What is needed -> Your task is to output the data exactly as it stands.

Data excerpts ->
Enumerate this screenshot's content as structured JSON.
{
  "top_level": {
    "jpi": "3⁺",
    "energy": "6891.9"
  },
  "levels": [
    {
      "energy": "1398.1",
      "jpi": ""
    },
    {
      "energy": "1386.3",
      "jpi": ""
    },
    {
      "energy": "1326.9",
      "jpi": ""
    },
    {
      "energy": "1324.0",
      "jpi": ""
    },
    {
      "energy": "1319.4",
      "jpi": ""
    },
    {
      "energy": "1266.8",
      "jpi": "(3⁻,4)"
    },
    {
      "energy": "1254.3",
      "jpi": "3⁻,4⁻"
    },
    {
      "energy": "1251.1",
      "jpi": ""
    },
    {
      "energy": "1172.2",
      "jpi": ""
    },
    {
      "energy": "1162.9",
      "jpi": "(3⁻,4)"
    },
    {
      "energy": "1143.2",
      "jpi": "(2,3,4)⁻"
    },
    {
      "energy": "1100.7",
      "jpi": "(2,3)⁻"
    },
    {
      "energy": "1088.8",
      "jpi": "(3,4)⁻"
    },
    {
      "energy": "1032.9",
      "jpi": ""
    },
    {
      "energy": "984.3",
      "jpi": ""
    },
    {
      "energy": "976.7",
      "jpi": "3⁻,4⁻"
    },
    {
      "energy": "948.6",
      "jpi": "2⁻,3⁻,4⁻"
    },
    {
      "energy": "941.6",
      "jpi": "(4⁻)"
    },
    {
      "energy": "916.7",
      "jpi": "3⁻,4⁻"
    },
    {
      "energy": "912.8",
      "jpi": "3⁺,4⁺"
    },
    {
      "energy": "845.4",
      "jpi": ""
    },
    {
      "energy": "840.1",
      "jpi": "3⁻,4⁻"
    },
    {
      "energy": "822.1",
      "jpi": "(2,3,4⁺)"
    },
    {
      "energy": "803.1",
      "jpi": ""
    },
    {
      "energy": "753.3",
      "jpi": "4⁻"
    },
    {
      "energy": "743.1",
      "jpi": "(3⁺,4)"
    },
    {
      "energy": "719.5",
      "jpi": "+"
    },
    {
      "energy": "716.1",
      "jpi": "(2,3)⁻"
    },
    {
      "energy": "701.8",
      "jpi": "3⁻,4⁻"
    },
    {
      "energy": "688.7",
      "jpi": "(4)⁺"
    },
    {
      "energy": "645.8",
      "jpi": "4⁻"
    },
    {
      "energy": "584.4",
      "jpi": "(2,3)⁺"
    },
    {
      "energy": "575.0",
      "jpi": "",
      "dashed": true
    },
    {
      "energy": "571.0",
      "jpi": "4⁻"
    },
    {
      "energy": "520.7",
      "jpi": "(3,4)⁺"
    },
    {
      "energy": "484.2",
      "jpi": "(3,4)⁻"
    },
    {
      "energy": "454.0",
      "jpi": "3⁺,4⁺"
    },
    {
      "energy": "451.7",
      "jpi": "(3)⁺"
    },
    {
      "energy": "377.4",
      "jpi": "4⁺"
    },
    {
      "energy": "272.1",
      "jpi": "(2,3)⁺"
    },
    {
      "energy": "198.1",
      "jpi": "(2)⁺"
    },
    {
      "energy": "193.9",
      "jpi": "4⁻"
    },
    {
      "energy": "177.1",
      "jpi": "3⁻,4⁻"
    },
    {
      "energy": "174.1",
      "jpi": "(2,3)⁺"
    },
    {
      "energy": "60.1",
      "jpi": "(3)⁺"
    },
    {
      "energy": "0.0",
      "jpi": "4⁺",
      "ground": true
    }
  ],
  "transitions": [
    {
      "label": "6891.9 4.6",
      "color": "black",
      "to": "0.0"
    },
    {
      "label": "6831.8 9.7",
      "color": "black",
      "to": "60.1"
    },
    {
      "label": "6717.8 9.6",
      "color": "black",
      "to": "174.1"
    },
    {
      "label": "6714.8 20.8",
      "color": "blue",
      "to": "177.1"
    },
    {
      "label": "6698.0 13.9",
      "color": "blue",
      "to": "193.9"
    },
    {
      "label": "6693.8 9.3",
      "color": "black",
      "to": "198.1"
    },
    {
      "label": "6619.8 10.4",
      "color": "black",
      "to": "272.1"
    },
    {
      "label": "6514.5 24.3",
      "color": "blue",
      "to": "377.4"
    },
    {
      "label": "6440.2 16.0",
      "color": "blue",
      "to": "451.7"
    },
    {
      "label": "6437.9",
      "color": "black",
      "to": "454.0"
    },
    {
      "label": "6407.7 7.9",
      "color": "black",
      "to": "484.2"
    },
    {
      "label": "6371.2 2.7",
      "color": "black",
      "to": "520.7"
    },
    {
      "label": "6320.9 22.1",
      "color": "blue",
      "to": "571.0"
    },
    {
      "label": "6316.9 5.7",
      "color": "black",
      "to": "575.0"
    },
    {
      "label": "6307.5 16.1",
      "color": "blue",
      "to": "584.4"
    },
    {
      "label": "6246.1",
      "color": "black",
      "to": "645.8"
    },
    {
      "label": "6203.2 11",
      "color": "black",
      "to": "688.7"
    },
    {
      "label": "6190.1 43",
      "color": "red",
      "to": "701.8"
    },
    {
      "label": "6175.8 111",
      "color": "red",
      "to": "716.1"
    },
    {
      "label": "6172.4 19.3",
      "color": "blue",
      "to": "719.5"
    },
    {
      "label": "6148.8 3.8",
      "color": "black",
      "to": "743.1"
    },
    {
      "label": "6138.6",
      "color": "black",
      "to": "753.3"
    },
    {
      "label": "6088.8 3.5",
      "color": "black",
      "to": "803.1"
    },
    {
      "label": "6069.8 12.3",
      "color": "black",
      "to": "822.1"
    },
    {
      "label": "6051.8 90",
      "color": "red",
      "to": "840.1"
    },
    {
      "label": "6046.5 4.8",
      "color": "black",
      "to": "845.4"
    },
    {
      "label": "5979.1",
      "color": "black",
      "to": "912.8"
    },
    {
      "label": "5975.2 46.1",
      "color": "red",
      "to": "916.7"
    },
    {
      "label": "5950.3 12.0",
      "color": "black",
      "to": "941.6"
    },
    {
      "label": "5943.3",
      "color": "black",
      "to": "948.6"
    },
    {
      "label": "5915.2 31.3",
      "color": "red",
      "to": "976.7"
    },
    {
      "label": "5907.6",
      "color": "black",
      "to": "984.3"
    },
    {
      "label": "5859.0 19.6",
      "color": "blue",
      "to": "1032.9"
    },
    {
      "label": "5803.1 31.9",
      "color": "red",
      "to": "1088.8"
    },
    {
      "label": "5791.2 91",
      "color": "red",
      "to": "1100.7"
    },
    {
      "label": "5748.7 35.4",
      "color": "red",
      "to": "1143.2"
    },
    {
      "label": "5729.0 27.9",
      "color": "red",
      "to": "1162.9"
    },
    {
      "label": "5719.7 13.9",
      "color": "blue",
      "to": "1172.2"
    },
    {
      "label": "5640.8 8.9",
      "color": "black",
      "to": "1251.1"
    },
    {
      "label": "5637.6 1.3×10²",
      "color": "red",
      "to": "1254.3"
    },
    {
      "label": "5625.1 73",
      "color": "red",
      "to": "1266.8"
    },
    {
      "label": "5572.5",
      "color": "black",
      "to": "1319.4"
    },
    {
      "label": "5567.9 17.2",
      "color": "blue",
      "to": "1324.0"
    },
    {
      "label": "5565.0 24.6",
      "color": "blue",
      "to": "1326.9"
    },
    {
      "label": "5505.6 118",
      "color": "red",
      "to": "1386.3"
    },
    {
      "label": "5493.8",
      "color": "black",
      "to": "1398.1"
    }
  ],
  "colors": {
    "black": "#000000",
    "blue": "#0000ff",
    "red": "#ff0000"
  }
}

Task result ->
Enumerate this screenshot's content as structured JSON.
{
  "top_level": {
    "jpi": "3⁺",
    "energy": "6891.9"
  },
  "levels": [
    {
      "energy": "1398.1",
      "jpi": ""
    },
    {
      "energy": "1386.3",
      "jpi": ""
    },
    {
      "energy": "1326.9",
      "jpi": ""
    },
    {
      "energy": "1324.0",
      "jpi": ""
    },
    {
      "energy": "1319.4",
      "jpi": ""
    },
    {
      "energy": "1266.8",
      "jpi": "(3⁻,4)"
    },
    {
      "energy": "1254.3",
      "jpi": "3⁻,4⁻"
    },
    {
      "energy": "1251.1",
      "jpi": ""
    },
    {
      "energy": "1172.2",
      "jpi": ""
    },
    {
      "energy": "1162.9",
      "jpi": "(3⁻,4)"
    },
    {
      "energy": "1143.2",
      "jpi": "(2,3,4)⁻"
    },
    {
      "energy": "1100.7",
      "jpi": "(2,3)⁻"
    },
    {
      "energy": "1088.8",
      "jpi": "(3,4)⁻"
    },
    {
      "energy": "1032.9",
      "jpi": ""
    },
    {
      "energy": "984.3",
      "jpi": ""
    },
    {
      "energy": "976.7",
      "jpi": "3⁻,4⁻"
    },
    {
      "energy": "948.6",
      "jpi": "2⁻,3⁻,4⁻"
    },
    {
      "energy": "941.6",
      "jpi": "(4⁻)"
    },
    {
      "energy": "916.7",
      "jpi": "3⁻,4⁻"
    },
    {
      "energy": "912.8",
      "jpi": "3⁺,4⁺"
    },
    {
      "energy": "845.4",
      "jpi": ""
    },
    {
      "energy": "840.1",
      "jpi": "3⁻,4⁻"
    },
    {
      "energy": "822.1",
      "jpi": "(2,3,4⁺)"
    },
    {
      "energy": "803.1",
      "jpi": ""
    },
    {
      "energy": "753.3",
      "jpi": "4⁻"
    },
    {
      "energy": "743.1",
      "jpi": "(3⁺,4)"
    },
    {
      "energy": "719.5",
      "jpi": "+"
    },
    {
      "energy": "716.1",
      "jpi": "(2,3)⁻"
    },
    {
      "energy": "701.8",
      "jpi": "3⁻,4⁻"
    },
    {
      "energy": "688.7",
      "jpi": "(4)⁺"
    },
    {
      "energy": "645.8",
      "jpi": "4⁻"
    },
    {
      "energy": "584.4",
      "jpi": "(2,3)⁺"
    },
    {
      "energy": "575.0",
      "jpi": "",
      "dashed": true
    },
    {
      "energy": "571.0",
      "jpi": "4⁻"
    },
    {
      "energy": "520.7",
      "jpi": "(3,4)⁺"
    },
    {
      "energy": "484.2",
      "jpi": "(3,4)⁻"
    },
    {
      "energy": "454.0",
      "jpi": "3⁺,4⁺"
    },
    {
      "energy": "451.7",
      "jpi": "(3)⁺"
    },
    {
      "energy": "377.4",
      "jpi": "4⁺"
    },
    {
      "energy": "272.1",
      "jpi": "(2,3)⁺"
    },
    {
      "energy": "198.1",
      "jpi": "(2)⁺"
    },
    {
      "energy": "193.9",
      "jpi": "4⁻"
    },
    {
      "energy": "177.1",
      "jpi": "3⁻,4⁻"
    },
    {
      "energy": "174.1",
      "jpi": "(2,3)⁺"
    },
    {
      "energy": "60.1",
      "jpi": "(3)⁺"
    },
    {
      "energy": "0.0",
      "jpi": "4⁺",
      "ground": true
    }
  ],
  "transitions": [
    {
      "label": "6891.9 4.6",
      "color": "black",
      "to": "0.0"
    },
    {
      "label": "6831.8 9.7",
      "color": "black",
      "to": "60.1"
    },
    {
      "label": "6717.8 9.6",
      "color": "black",
      "to": "174.1"
    },
    {
      "label": "6714.8 20.8",
      "color": "blue",
      "to": "177.1"
    },
    {
      "label": "6698.0 13.9",
      "color": "blue",
      "to": "193.9"
    },
    {
      "label": "6693.8 9.3",
      "color": "black",
      "to": "198.1"
    },
    {
      "label": "6619.8 10.4",
      "color": "black",
      "to": "272.1"
    },
    {
      "label": "6514.5 24.3",
      "color": "blue",
      "to": "377.4"
    },
    {
      "label": "6440.2 16.0",
      "color": "blue",
      "to": "451.7"
    },
    {
      "label": "6437.9",
      "color": "black",
      "to": "454.0"
    },
    {
      "label": "6407.7 7.9",
      "color": "black",
      "to": "484.2"
    },
    {
      "label": "6371.2 2.7",
      "color": "black",
      "to": "520.7"
    },
    {
      "label": "6320.9 22.1",
      "color": "blue",
      "to": "571.0"
    },
    {
      "label": "6316.9 5.7",
      "color": "black",
      "to": "575.0"
    },
    {
      "label": "6307.5 16.1",
      "color": "blue",
      "to": "584.4"
    },
    {
      "label": "6246.1",
      "color": "black",
      "to": "645.8"
    },
    {
      "label": "6203.2 11",
      "color": "black",
      "to": "688.7"
    },
    {
      "label": "6190.1 43",
      "color": "red",
      "to": "701.8"
    },
    {
      "label": "6175.8 111",
      "color": "red",
      "to": "716.1"
    },
    {
      "label": "6172.4 19.3",
      "color": "blue",
      "to": "719.5"
    },
    {
      "label": "6148.8 3.8",
      "color": "black",
      "to": "743.1"
    },
    {
      "label": "6138.6",
      "color": "black",
      "to": "753.3"
    },
    {
      "label": "6088.8 3.5",
      "color": "black",
      "to": "803.1"
    },
    {
      "label": "6069.8 12.3",
      "color": "black",
      "to": "822.1"
    },
    {
      "label": "6051.8 90",
      "color": "red",
      "to": "840.1"
    },
    {
      "label": "6046.5 4.8",
      "color": "black",
      "to": "845.4"
    },
    {
      "label": "5979.1",
      "color": "black",
      "to": "912.8"
    },
    {
      "label": "5975.2 46.1",
      "color": "red",
      "to": "916.7"
    },
    {
      "label": "5950.3 12.0",
      "color": "black",
      "to": "941.6"
    },
    {
      "label": "5943.3",
      "color": "black",
      "to": "948.6"
    },
    {
      "label": "5915.2 31.3",
      "color": "red",
      "to": "976.7"
    },
    {
      "label": "5907.6",
      "color": "black",
      "to": "984.3"
    },
    {
      "label": "5859.0 19.6",
      "color": "blue",
      "to": "1032.9"
    },
    {
      "label": "5803.1 31.9",
      "color": "red",
      "to": "1088.8"
    },
    {
      "label": "5791.2 91",
      "color": "red",
      "to": "1100.7"
    },
    {
      "label": "5748.7 35.4",
      "color": "red",
      "to": "1143.2"
    },
    {
      "label": "5729.0 27.9",
      "color": "red",
      "to": "1162.9"
    },
    {
      "label": "5719.7 13.9",
      "color": "blue",
      "to": "1172.2"
    },
    {
      "label": "5640.8 8.9",
      "color": "black",
      "to": "1251.1"
    },
    {
      "label": "5637.6 1.3×10²",
      "color": "red",
      "to": "1254.3"
    },
    {
      "label": "5625.1 73",
      "color": "red",
      "to": "1266.8"
    },
    {
      "label": "5572.5",
      "color": "black",
      "to": "1319.4"
    },
    {
      "label": "5567.9 17.2",
      "color": "blue",
      "to": "1324.0"
    },
    {
      "label": "5565.0 24.6",
      "color": "blue",
      "to": "1326.9"
    },
    {
      "label": "5505.6 118",
      "color": "red",
      "to": "1386.3"
    },
    {
      "label": "5493.8",
      "color": "black",
      "to": "1398.1"
    }
  ],
  "colors": {
    "black": "#000000",
    "blue": "#0000ff",
    "red": "#ff0000"
  }
}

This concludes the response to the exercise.